* Goal of the exercise:
Where a line below holds the string "garis", copy that line.

* Data items:
□ □ □ □ □

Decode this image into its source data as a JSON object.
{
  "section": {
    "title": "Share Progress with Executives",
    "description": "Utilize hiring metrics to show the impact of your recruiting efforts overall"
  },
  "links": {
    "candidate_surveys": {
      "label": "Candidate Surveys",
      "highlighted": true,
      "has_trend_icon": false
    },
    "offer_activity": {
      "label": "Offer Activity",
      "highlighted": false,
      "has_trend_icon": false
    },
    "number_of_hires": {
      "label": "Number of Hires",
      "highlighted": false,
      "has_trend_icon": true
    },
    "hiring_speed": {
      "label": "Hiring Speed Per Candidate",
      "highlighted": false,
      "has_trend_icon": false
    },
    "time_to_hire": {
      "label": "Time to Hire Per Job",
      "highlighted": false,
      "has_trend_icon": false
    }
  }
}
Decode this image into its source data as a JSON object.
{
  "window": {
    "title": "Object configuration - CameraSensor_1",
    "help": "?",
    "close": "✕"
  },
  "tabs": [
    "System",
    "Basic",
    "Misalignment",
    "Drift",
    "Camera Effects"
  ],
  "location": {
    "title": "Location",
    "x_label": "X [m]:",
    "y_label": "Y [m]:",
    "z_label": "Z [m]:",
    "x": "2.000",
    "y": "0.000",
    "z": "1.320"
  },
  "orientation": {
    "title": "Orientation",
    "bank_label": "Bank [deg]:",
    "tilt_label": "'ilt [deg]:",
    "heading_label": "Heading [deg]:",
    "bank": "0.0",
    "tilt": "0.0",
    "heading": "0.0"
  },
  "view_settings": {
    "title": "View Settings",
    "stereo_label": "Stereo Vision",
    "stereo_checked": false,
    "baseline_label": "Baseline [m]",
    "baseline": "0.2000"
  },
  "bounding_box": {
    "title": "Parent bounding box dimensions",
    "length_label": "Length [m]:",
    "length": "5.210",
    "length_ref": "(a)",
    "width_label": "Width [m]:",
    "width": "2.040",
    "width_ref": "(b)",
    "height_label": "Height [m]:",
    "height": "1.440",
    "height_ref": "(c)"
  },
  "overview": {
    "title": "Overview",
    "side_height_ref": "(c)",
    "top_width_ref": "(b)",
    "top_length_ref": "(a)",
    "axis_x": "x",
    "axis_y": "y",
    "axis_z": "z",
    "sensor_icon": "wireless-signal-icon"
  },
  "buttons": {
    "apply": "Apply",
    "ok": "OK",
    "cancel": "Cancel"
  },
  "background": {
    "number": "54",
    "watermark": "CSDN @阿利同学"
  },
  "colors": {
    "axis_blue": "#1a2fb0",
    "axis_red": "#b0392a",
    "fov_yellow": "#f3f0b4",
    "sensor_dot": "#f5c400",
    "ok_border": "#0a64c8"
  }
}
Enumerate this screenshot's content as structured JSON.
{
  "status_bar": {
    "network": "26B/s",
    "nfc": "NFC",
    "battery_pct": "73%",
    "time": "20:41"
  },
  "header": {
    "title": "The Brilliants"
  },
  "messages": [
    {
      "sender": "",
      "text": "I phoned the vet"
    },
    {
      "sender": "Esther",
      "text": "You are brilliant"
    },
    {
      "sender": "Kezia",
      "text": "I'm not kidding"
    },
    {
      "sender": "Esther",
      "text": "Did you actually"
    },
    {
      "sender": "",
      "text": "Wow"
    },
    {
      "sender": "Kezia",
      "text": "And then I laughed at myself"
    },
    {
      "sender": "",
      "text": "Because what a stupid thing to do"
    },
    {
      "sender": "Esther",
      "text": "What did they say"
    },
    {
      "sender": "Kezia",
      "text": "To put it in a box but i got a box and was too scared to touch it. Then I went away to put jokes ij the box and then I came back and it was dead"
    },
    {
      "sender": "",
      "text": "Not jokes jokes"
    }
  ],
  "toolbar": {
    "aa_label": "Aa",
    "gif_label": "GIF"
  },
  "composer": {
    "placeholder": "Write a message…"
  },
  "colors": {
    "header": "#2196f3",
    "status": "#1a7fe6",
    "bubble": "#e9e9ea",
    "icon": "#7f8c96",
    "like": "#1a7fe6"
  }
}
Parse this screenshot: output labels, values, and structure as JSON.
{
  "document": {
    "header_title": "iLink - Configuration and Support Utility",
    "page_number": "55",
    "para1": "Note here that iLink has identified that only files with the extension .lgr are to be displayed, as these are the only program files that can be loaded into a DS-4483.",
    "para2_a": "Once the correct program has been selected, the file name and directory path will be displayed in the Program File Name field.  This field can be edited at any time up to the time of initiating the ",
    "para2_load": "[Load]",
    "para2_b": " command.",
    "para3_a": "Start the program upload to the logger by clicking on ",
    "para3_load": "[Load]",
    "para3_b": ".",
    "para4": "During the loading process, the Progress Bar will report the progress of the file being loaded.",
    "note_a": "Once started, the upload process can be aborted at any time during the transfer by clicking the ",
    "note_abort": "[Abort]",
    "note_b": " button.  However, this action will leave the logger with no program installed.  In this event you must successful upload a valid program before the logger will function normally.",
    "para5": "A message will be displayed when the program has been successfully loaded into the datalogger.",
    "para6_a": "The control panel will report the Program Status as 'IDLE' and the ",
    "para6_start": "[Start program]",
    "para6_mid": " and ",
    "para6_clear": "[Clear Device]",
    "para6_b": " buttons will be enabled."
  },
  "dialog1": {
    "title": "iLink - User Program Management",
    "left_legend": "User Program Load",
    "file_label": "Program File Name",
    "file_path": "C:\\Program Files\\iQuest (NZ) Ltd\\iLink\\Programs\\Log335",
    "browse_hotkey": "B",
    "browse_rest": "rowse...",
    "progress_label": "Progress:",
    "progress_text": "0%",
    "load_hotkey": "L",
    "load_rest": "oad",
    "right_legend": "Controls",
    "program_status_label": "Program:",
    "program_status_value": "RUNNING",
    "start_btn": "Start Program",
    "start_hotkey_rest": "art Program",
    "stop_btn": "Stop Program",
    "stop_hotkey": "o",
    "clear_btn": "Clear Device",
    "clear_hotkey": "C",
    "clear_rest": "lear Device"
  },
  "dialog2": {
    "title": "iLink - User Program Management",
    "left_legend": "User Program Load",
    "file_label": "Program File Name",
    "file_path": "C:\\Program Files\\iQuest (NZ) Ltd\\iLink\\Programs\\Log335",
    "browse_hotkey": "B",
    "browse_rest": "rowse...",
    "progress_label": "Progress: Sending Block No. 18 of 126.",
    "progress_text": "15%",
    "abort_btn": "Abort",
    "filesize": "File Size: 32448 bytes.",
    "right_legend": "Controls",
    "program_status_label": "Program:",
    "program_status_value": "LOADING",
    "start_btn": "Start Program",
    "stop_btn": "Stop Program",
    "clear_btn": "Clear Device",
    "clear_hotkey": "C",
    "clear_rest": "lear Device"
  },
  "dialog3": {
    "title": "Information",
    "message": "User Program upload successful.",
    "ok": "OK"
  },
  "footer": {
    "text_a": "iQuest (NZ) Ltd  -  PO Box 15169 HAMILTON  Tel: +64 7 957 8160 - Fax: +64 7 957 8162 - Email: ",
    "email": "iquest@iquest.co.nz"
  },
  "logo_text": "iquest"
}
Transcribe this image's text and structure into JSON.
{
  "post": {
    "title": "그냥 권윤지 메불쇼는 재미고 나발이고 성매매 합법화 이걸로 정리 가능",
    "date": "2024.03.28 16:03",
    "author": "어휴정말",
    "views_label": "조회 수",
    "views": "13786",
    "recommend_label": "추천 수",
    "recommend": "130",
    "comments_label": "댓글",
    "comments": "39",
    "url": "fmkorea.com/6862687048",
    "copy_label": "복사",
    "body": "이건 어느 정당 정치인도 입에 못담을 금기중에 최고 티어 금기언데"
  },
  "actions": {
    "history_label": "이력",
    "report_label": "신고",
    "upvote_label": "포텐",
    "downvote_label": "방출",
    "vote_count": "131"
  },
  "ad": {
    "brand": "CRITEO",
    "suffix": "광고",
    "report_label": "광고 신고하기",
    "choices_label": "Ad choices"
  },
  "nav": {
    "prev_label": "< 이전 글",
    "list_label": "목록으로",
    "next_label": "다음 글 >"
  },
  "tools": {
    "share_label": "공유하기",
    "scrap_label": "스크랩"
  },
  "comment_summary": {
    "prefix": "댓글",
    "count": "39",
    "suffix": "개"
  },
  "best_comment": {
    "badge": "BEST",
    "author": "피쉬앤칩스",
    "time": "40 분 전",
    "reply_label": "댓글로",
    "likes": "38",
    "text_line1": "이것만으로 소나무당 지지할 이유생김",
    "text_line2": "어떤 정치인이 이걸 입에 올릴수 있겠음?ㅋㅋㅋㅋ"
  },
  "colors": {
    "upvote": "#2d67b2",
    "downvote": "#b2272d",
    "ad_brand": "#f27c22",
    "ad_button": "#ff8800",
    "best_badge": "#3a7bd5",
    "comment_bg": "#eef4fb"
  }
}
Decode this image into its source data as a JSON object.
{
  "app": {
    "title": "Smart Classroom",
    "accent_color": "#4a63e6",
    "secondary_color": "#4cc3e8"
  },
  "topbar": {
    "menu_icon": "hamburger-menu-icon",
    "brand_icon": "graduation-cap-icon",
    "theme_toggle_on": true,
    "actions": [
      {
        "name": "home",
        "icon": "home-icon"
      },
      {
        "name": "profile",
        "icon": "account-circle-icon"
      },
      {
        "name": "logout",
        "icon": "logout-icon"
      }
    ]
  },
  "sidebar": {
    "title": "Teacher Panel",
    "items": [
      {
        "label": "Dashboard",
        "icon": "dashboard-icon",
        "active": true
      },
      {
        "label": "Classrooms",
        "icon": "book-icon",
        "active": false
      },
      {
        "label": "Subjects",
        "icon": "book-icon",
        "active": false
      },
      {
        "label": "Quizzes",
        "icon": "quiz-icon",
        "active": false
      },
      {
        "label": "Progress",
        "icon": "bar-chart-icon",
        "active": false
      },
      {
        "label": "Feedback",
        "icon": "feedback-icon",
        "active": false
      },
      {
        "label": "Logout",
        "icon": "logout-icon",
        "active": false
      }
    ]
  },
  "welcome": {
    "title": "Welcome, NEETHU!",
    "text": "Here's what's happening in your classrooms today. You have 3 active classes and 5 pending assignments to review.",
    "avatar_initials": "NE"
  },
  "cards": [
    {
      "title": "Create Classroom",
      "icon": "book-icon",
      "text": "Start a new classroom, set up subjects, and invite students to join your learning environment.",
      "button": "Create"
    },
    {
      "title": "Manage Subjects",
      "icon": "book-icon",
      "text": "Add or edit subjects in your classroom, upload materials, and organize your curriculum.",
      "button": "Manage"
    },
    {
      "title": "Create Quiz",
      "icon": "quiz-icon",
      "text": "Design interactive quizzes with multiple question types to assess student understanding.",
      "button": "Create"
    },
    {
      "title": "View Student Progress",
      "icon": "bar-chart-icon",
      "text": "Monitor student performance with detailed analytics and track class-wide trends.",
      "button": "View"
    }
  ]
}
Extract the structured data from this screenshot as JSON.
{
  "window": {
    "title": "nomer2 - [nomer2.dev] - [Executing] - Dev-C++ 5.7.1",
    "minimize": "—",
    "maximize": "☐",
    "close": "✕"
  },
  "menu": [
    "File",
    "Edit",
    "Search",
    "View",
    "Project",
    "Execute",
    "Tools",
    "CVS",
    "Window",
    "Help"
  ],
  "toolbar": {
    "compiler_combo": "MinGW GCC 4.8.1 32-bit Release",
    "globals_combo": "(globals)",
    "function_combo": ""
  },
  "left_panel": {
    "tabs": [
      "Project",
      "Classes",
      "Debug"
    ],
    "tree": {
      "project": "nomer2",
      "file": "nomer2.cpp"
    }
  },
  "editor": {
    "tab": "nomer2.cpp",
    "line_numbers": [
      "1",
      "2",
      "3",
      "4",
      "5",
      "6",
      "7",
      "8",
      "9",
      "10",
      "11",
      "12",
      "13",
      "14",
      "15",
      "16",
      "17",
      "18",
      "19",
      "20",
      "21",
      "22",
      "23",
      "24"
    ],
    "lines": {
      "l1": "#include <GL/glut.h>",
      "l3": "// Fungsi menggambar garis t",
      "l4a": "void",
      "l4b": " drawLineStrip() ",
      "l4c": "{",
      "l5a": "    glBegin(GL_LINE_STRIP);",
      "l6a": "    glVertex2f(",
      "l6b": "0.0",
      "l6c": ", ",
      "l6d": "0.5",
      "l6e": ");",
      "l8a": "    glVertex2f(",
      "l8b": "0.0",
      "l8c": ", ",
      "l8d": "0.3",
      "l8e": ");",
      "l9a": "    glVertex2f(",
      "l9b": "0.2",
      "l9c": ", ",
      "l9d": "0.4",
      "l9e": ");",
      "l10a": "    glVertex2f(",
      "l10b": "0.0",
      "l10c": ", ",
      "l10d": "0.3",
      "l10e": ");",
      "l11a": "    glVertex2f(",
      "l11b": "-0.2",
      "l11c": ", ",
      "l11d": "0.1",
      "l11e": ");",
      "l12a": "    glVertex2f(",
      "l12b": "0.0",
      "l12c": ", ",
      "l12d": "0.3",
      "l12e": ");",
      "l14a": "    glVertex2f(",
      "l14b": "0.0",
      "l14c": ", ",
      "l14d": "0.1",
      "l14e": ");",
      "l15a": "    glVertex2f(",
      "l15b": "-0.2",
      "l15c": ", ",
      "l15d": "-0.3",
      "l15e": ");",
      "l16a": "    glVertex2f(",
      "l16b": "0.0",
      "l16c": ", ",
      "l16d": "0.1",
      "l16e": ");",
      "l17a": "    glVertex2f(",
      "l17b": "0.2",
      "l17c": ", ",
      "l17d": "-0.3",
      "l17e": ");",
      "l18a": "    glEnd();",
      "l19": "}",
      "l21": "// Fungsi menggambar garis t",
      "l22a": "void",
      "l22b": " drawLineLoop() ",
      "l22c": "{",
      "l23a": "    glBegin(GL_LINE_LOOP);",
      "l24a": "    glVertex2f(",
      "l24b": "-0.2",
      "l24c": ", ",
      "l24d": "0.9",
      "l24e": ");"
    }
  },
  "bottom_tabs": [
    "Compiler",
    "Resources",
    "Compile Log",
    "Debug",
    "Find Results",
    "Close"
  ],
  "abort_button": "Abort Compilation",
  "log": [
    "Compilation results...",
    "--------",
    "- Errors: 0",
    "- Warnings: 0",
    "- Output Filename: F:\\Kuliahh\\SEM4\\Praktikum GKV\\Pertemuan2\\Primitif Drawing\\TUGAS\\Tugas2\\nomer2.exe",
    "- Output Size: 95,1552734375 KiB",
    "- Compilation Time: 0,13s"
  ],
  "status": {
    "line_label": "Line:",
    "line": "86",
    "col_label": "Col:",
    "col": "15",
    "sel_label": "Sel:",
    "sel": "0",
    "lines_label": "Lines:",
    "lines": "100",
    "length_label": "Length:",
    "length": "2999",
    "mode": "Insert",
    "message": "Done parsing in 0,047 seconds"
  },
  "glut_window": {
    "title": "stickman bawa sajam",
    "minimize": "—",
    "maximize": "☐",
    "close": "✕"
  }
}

□ □ □ □ □

* Response:
      "l3": "// Fungsi menggambar garis t",
      "l21": "// Fungsi menggambar garis t",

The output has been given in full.